▶ **Brano proposto**:
>>>

C’è chi porta una tesi su Kieslowski, il primo Kieslowski, perché dopo ne 
hanno già scritto in troppi; chi ha preparato qualcosa sull’espressionismo tedesco, 
chi analizza De Palma attraverso le citazioni e la ripresa dello stile tipico di 
Hitchcock e chi si chiede verso quale direzione sta andando il cinema francese. 
Quando spiego la mia idea, qualcuno non sa nemmeno chi sia Charlie Kaufman. 
Non so se questo sia un pregio o un difetto per la mia tesi. Faccio allora un elenco 
dei suoi film e qualcuno ne ha sentito parlare o ne ha visto uno, forse due, con un 
po’ di sufficienza. A salvarmi dall’imbarazzo, l’idea dell’ultimo di noi: una tesi 
sulla trasposizione del videogioco Doom al cinema.

<<<

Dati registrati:
>>>

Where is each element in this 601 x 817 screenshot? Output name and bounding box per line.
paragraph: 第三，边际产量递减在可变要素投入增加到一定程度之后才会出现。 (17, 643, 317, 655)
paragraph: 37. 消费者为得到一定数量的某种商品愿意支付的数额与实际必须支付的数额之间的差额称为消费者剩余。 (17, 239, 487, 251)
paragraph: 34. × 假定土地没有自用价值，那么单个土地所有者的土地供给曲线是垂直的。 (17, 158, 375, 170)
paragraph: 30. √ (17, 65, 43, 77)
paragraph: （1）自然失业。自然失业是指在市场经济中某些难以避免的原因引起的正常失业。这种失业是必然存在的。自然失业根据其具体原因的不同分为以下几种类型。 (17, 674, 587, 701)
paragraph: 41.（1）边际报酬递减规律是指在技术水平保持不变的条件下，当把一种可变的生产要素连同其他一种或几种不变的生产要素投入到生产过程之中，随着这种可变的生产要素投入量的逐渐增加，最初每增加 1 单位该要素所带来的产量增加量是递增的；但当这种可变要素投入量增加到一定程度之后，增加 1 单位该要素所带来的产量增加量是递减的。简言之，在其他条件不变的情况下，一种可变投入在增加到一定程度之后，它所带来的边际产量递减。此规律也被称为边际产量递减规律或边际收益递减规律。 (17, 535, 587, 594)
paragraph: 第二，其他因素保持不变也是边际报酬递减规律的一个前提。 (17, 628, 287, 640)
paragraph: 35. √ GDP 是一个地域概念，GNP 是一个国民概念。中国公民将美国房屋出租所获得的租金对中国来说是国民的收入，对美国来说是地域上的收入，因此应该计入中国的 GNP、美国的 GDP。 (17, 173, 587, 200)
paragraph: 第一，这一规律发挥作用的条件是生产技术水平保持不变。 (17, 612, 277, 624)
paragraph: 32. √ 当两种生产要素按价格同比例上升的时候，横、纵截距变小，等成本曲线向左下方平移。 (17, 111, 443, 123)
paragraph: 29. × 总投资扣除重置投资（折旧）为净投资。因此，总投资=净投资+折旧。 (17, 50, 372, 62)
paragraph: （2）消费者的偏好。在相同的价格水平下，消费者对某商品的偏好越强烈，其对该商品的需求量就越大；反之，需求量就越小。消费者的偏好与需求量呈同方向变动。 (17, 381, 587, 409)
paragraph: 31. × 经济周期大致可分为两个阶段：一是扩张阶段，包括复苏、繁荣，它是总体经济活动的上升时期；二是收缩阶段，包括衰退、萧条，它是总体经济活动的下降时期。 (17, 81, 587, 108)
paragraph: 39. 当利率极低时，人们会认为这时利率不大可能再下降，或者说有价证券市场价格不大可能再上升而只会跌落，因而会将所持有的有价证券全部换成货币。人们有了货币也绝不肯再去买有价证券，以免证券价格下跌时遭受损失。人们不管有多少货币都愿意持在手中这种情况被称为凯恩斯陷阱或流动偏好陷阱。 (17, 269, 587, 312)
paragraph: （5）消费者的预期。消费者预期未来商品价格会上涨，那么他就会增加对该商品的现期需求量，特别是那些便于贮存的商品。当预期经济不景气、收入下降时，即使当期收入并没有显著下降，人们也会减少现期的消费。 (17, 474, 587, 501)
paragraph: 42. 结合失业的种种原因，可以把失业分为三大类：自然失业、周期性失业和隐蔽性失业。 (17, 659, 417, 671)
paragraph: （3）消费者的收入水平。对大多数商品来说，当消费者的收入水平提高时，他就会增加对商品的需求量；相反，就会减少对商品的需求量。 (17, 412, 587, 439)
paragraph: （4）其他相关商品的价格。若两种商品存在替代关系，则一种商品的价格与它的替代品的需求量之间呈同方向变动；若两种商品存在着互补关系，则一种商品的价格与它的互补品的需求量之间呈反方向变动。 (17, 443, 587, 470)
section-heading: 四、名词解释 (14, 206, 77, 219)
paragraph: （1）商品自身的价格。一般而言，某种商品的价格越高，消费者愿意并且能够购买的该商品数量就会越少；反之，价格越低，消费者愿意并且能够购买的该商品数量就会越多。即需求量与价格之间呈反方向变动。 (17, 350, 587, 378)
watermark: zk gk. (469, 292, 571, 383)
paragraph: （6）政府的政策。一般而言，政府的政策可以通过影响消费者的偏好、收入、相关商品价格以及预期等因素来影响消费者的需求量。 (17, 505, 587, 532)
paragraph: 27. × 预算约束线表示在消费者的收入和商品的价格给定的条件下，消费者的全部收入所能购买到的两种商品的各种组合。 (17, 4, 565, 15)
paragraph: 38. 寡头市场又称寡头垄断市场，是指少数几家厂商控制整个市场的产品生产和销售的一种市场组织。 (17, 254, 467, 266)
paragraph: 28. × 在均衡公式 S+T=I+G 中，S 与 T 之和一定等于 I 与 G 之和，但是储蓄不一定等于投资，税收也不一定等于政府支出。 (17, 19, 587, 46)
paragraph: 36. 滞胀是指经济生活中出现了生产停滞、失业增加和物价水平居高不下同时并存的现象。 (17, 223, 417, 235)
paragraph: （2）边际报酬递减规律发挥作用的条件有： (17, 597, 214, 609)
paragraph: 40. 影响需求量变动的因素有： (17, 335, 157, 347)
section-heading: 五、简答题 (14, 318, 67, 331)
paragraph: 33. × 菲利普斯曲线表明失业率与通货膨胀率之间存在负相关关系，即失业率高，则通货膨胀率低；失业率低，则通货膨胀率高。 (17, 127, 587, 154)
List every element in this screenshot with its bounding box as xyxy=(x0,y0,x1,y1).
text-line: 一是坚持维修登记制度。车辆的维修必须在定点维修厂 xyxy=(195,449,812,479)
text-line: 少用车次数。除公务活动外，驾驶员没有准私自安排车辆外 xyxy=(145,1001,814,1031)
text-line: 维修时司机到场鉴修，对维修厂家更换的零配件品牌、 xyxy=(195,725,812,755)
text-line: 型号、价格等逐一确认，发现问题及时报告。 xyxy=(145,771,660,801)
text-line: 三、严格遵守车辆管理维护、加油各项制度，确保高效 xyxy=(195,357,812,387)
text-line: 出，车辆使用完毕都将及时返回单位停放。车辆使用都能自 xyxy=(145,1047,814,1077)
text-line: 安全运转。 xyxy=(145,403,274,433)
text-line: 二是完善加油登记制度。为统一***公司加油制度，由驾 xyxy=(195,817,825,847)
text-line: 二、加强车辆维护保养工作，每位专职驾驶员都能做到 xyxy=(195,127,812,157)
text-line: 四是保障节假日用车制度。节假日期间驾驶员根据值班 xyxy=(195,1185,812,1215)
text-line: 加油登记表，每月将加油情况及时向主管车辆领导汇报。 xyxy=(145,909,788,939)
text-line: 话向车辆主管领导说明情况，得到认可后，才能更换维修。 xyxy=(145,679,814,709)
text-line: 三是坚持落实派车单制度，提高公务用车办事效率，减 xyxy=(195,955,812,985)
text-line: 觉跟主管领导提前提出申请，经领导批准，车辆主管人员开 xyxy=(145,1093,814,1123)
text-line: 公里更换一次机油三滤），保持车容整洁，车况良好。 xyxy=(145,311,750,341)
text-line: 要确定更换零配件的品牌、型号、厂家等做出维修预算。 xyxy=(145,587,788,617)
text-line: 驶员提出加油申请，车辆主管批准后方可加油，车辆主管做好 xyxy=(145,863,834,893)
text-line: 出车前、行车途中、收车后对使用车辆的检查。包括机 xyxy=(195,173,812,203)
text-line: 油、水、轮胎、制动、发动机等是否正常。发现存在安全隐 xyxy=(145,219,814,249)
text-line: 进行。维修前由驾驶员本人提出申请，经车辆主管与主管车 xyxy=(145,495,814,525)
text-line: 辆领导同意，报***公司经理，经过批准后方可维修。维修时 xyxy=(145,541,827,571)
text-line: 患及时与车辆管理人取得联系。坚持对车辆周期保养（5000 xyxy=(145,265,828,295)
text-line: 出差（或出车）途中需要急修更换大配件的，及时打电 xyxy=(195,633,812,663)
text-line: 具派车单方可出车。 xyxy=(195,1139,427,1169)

<<<

▶ **Consegna 1**:
Nel brano sulle tesi di cinema, quale regista viene analizzato attraverso le citazioni e la ripresa dello stile tipico di Hitchcock?
▶ **Consegna 2**:
Riprendi il brano sulle tesi di cinema dal punto in cui si interrompe.

▶ **Risposta attesa 1**:
De Palma.

▶ **Risposta attesa 2**:
Questo incipit narrativo, letterario, come potrebbe essere trasposto in una 
sceneggiatura, che segua tutte le regole fondamentali nella stesura di un copione 
per un film? Come la scriverebbe un normale sceneggiatore, il cui lavoro termina 
alla consegna e all’approvazione del terzo atto e dopodichè può andare in vacanza 
o iniziare a dedicarsi ad un nuovo progetto? 
 
FEDERICO è seduto su una panchina in un corridoio della sua facoltà. E’ 
fuori l’ufficio di un professore e sta aspettando il proprio turno per poter entrare. 
Accanto a lui SIMONE, un ragazzo toscano, che canticchia sottovoce qualche 
canzone commerciale. Come loro, nel corridoio, in attesa, altri ragazzi. Federico 
tira fuori dalla borsa una busta di plastica con dentro i fogli della sua bibliografia 
per la tesi.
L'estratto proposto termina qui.